━━━━━ ENTRIES

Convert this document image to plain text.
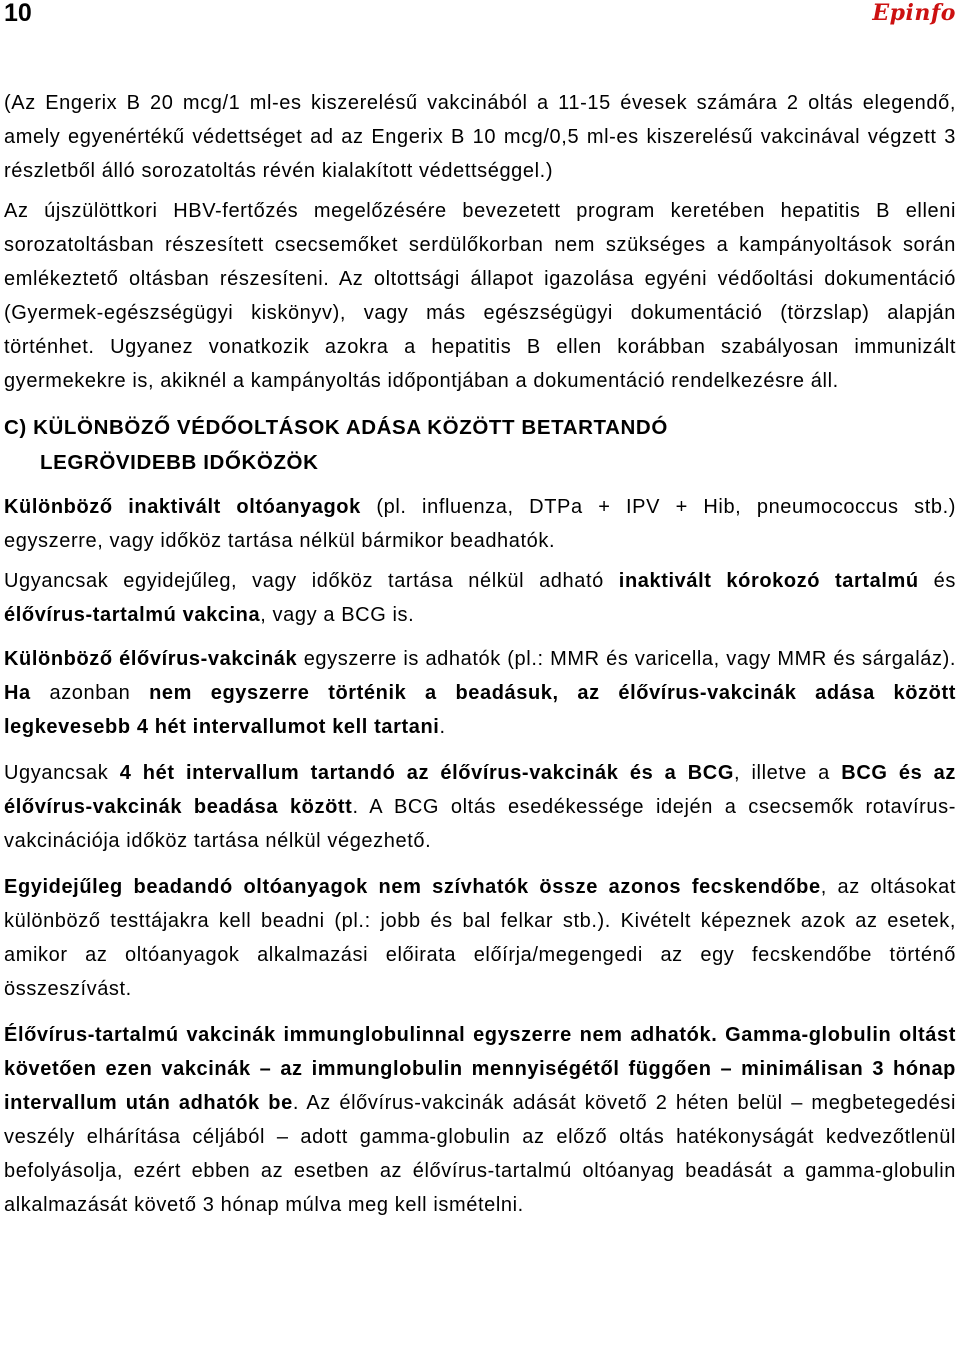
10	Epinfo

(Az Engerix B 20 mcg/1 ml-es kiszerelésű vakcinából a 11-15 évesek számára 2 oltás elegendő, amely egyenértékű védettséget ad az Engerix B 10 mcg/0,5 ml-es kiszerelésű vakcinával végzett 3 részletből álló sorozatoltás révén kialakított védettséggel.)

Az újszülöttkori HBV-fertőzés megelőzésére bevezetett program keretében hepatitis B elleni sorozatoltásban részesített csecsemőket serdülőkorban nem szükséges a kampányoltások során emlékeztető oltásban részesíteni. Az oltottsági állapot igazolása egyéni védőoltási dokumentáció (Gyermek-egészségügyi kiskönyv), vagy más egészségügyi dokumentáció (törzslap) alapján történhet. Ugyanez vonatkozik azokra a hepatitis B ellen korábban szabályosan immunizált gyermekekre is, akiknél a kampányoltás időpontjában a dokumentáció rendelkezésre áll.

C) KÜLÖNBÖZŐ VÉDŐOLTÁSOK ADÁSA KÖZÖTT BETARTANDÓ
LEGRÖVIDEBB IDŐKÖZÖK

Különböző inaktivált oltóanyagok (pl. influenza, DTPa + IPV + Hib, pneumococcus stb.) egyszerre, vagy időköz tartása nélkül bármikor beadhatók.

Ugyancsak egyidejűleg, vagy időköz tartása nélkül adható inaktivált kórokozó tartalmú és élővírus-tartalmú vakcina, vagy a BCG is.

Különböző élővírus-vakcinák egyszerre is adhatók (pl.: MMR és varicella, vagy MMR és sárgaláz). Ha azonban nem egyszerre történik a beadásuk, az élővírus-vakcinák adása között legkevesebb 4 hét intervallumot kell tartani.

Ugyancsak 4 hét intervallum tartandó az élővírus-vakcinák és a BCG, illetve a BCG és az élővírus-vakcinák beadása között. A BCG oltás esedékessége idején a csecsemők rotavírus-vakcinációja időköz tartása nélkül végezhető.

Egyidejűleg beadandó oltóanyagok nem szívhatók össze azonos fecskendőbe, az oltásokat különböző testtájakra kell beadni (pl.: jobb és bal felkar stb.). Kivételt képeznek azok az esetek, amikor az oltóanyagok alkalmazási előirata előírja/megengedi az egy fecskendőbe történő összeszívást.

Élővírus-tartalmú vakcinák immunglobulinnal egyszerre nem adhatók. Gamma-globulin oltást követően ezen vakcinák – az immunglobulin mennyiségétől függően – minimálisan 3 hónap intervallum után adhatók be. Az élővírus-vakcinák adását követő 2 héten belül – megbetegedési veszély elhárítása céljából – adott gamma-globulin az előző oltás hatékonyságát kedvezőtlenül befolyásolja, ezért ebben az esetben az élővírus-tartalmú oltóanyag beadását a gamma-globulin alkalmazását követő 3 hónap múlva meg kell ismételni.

━━━━━━━━━━

■ **AIM**
Read the entries above, then pull out the lines that include "inaktivált".

■ **THE RESPONSE**
Különböző inaktivált oltóanyagok (pl. influenza, DTPa + IPV + Hib, pneumococcus stb.) egyszerre, vagy időköz tartása nélkül bármikor beadhatók.
Ugyancsak egyidejűleg, vagy időköz tartása nélkül adható inaktivált kórokozó tartalmú és élővírus-tartalmú vakcina, vagy a BCG is.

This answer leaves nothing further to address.